— DOCUMENT EXTRACT —
..............................
Faith Journey of Dawn Freeman

I came to understand what Christ did for me when I was 12 years old and I watched the movie Jesus of Nazareth. I understood then that Jesus died for my sins. But it wasn’t until I was a junior in college that I accepted Christ as my savior.

I have been coming to this church since I was born. I was baptized here. I was married here. All of my children were baptized here. Except when I was in college and living in Cleveland, I have attended this church only. I am a Methodist. When I was a kid, I came to Sunday school here. I sat in the 3rd row back on my left with my mom, Donna Ballard, my Grama, Grace Sayles, my Boompa, Mel Sayles,  my dad, Dave Ballard  who sang in the choir, and my siblings. My Uncle, Danny Ballard, also sang tenor in the choir.  I would lay down on my mom’s lap and look at that big stained glass dome while my mom stroked my hair. I would look at the stained glass image of Jesus with the lamb and imagine that He was holding me like that.

I grew up hearing this choir sing The Hallelujah Chorus, and learned to sing hymns like “Holy, Holy, Holy” with the rest of the congregation. I was confirmed in this church and attended Sunday school.  I sang in the children’s choir. One time, Mrs. Laycock, who was the children’s choir director asked if I would like to sing a song for everyone at practice, I did, and I sang “Comet, it makes your teeth so green….”.

This space is a big part of the reason I am who I am today. Just as this space is a big part of the way my children are who they are today. But it’s not really this space, the building, or the stained glass images, or the Sunday school classrooms, or the church pews, or the baptismal that has made me or my family who we are today, it is the people who attend. The church.

You have helped me through some of the most difficult years of my life. The first time being, when my Boompa died when I was 12. I remember your kindness then. And again when I was an awkward teenager and you told me I was pretty and that someday some boy would be so lucky to have me. And again when I went off to college and you supported me with prayers, financial support, and gifts. And again when my Granma died and you told me how much Granma meant to you and how much I meant to my Granma.  And when I got married to Michael and you taught me about Agape Love and you welcomed my husband and me into marriage here. My dad walked me down that aisle and gave me away with a kiss. And when I had Abigail and you prayed for me when she was premature and you sent me cards and visited us in the NICU. Then again with every birth, you came to my home, and fixed us supper and sat with me when I was on bed rest so that they wouldn’t be born too early. You held those babies, and rocked them, you read to them, you brought them gifts. You loved us.
..............................
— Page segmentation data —
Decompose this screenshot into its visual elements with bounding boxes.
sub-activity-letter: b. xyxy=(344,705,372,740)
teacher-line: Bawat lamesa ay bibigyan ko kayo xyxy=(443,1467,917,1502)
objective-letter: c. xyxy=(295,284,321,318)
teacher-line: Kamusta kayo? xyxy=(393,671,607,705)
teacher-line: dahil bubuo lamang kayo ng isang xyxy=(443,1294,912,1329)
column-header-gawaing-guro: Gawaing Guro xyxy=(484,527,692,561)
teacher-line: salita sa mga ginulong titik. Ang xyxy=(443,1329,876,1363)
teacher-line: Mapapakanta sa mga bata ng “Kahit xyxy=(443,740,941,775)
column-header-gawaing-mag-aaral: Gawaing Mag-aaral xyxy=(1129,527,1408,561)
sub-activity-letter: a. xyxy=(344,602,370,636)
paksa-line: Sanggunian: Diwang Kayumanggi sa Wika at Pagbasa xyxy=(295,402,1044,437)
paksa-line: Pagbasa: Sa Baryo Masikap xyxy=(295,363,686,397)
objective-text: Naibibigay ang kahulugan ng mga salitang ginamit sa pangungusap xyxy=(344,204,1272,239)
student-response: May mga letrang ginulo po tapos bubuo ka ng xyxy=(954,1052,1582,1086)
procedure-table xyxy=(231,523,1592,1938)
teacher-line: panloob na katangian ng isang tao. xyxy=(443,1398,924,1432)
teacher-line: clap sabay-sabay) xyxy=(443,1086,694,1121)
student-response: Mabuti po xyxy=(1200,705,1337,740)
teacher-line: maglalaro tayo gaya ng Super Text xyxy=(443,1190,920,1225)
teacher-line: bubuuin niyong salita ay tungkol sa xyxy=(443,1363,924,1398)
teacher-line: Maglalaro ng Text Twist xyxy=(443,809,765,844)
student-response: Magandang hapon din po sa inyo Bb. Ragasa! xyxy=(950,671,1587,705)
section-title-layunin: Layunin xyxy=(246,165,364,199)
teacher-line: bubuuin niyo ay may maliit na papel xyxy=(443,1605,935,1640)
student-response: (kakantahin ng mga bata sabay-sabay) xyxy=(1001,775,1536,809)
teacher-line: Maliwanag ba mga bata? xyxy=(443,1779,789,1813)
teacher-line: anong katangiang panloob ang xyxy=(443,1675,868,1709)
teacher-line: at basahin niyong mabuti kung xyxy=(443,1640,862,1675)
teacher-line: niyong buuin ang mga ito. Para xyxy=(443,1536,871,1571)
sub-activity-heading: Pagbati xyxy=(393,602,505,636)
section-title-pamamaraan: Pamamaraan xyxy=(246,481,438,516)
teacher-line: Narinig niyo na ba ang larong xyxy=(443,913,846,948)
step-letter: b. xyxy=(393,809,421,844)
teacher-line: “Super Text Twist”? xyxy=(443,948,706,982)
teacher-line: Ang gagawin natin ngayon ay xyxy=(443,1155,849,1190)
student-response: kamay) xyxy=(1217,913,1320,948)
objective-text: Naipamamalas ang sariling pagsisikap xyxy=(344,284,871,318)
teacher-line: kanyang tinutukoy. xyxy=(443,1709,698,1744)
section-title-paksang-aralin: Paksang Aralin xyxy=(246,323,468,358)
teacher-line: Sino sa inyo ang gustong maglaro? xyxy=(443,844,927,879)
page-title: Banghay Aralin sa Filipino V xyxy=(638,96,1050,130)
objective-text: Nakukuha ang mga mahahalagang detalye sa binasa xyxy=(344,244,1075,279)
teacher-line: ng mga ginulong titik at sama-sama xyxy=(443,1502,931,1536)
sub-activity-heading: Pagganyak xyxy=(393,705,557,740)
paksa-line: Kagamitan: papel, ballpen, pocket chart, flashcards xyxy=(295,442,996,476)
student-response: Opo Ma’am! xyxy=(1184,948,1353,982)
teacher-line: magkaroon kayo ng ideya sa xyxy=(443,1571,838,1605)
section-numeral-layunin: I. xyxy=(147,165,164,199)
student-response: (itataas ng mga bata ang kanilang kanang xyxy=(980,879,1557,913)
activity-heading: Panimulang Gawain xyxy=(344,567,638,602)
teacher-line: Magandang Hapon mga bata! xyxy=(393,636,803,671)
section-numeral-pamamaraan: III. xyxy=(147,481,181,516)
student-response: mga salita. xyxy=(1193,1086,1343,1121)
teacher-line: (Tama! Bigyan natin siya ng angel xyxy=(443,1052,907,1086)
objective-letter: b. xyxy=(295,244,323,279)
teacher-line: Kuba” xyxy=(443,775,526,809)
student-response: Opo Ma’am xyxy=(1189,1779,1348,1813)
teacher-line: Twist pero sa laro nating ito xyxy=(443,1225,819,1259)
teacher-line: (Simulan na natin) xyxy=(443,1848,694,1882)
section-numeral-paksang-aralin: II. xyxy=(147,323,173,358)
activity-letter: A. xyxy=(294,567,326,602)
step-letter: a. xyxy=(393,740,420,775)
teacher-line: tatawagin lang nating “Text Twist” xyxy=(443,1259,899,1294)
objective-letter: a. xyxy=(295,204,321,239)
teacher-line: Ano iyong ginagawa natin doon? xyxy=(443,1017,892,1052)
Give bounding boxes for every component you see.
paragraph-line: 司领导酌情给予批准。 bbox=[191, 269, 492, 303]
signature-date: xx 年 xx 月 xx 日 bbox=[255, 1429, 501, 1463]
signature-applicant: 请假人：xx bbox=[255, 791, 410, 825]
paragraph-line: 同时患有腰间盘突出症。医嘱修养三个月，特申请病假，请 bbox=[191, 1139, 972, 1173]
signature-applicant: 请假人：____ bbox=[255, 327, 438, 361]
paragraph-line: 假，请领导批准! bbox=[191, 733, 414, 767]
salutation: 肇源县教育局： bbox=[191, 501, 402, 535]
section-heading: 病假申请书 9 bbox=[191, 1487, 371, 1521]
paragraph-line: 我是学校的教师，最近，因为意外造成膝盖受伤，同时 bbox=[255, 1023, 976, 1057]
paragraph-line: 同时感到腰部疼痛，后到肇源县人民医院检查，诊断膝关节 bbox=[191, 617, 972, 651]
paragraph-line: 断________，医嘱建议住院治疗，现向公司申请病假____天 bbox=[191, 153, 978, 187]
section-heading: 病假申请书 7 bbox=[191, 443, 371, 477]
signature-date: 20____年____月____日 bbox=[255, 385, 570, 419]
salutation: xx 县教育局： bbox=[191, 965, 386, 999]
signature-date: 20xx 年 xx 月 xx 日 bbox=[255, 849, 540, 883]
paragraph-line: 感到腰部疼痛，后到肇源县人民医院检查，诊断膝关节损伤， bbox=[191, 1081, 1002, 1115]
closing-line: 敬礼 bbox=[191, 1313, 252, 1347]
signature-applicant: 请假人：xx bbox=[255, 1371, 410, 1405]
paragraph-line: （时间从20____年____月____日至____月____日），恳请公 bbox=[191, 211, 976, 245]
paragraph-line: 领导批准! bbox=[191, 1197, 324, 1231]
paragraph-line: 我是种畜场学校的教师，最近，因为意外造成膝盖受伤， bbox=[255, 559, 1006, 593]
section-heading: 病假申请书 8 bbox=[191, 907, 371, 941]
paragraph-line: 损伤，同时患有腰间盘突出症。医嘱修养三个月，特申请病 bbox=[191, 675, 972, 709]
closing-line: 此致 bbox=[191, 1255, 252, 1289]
..............................
— PROBLEM SET —
**1)** According to Dawn Freeman's faith journey, what movie did she watch at age 12 when she came to understand what Christ did for her?
**2)** Extend Dawn Freeman's faith journey by writing what comes after its final sentence.
The rows play no part in the work here.

— LIST OF ANSWERS —
**1)** Jesus of Nazareth

**2)**
You became my friend as we raised our kids together.  You held them in the nursery, taught them in Sunday school, Logos, and Youth Group. You cooked food for them, and you played with them, and you showed them the love of Jesus with each smile and hug. You helped them to make me little planters for mother’s day.  You went with them to Winter Jam, Alive, Youth Missions Trips, Yak, and Point Fest. You financially, prayerfully, and personally supported them to attend CCYM trips, and DYC events. You wrote letters of recommendation for jobs for them. You welcomed us into The United Methodists Women and Men’s group and the Bible studies. You supported us when my dad died suddenly and sent my mom, my siblings, and I cards and loved us through the grief. You sang to me, “It is Well with my Soul” while I cried sitting in the balcony the first Sunday after he died.

You prayed and supported my husband and I when he had quadruple bypass surgery. You came to visit us at the Cleveland Clinic while he was in ICU. You went with him to his cardiac rehab and encouraged him. You’ve invited us to your graduation, retirement, birthday, and wedding parties. You came to our graduation parties and helped me with getting ready for them. You have helped us through the ups and downs of marriage and taught us that love is a choice, not always a feeling.

You were here for us when my mom died two years ago, giving hugs, praying, and reminding us all how special she was. You were here when my in-laws died, you came to their memorial service and my mom and dad’s memorial service in this church and supported us with your love.  You called me to meet for tea or to go for a walk. You understand when I am busy with kid stuff and you forgive me when I am not as gracious, kind, or sympathetic as I could be. You prayed over Simon when he went into the Coastguard and sent him letters.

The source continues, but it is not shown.